Pick out each line containing the string "down".

################

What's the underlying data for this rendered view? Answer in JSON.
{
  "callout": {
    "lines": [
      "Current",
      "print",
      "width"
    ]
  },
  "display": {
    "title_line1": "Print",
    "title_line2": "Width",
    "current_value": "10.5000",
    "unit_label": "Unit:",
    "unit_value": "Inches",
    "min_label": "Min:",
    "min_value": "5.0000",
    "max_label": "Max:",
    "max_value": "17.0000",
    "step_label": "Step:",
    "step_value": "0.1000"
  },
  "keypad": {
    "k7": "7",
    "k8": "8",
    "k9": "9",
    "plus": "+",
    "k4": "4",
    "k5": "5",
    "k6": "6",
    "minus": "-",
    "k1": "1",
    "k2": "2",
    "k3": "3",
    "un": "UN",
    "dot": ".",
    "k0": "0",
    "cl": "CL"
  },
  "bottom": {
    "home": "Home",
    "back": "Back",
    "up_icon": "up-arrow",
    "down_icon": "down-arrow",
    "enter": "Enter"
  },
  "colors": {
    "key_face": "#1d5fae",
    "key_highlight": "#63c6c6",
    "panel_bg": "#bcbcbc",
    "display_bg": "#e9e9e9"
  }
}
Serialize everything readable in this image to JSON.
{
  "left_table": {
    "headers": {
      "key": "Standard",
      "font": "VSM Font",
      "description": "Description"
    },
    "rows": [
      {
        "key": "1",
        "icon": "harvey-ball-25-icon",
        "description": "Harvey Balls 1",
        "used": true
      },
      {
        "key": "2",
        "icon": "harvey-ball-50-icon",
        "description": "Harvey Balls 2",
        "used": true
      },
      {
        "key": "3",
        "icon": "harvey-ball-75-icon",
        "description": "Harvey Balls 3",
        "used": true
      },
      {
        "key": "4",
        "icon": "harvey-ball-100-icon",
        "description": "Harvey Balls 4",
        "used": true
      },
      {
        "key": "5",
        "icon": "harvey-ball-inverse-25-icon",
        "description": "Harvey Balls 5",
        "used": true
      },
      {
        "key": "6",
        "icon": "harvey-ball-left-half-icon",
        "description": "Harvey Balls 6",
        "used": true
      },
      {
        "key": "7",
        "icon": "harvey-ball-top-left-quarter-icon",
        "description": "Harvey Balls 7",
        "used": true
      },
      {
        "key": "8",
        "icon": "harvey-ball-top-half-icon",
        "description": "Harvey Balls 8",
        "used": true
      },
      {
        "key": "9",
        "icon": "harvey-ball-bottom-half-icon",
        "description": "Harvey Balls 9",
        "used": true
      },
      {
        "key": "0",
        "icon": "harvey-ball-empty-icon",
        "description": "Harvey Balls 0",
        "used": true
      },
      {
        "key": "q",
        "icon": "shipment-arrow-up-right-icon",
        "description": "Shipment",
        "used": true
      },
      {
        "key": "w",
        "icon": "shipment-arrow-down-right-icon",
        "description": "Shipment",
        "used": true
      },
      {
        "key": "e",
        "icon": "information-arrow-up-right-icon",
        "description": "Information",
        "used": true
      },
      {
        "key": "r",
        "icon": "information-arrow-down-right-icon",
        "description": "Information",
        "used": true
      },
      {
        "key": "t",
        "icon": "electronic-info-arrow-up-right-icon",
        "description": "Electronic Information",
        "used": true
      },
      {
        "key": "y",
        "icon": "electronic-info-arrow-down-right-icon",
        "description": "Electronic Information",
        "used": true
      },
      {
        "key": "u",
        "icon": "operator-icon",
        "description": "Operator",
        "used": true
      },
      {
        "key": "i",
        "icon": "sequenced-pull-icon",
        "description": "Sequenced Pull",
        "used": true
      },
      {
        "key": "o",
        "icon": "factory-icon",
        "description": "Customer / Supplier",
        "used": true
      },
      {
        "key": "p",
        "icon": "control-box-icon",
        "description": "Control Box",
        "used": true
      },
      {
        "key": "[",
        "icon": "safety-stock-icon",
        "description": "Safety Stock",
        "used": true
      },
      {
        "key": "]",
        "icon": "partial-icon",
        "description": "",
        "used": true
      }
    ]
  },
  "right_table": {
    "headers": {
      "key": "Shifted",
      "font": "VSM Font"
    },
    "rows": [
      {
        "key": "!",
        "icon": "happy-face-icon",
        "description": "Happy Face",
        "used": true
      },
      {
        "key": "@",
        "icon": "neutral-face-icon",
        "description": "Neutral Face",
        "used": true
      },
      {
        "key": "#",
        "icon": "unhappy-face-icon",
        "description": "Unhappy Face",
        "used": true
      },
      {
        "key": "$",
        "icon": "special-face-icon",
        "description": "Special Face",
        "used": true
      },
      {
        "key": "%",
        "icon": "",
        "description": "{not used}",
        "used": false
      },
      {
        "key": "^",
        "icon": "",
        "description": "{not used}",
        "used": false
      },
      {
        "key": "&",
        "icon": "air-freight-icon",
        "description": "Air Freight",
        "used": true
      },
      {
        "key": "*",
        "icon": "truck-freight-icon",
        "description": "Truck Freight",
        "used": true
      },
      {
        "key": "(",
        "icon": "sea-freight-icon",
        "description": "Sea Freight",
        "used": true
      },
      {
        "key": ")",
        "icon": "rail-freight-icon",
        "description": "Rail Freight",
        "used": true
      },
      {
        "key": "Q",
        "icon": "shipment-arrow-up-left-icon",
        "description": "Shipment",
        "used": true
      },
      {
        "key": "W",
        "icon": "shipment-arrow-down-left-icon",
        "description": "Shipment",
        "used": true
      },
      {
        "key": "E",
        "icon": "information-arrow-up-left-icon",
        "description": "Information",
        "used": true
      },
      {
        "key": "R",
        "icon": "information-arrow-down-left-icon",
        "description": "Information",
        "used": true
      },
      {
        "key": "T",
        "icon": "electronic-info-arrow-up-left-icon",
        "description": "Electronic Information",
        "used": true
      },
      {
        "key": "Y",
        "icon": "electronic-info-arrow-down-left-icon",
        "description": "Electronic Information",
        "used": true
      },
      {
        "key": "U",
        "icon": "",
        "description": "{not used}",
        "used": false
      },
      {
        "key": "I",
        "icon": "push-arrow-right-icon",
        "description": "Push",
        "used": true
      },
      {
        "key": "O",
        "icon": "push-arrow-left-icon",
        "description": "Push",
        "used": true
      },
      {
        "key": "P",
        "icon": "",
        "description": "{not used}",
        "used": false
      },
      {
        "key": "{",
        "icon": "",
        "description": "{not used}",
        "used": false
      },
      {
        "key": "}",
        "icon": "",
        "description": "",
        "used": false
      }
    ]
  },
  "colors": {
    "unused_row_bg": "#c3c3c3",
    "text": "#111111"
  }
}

################

Solution for this problem:
    "down_icon": "down-arrow",
        "icon": "shipment-arrow-down-right-icon",
        "icon": "information-arrow-down-right-icon",
        "icon": "electronic-info-arrow-down-right-icon",
        "icon": "shipment-arrow-down-left-icon",
        "icon": "information-arrow-down-left-icon",
        "icon": "electronic-info-arrow-down-left-icon",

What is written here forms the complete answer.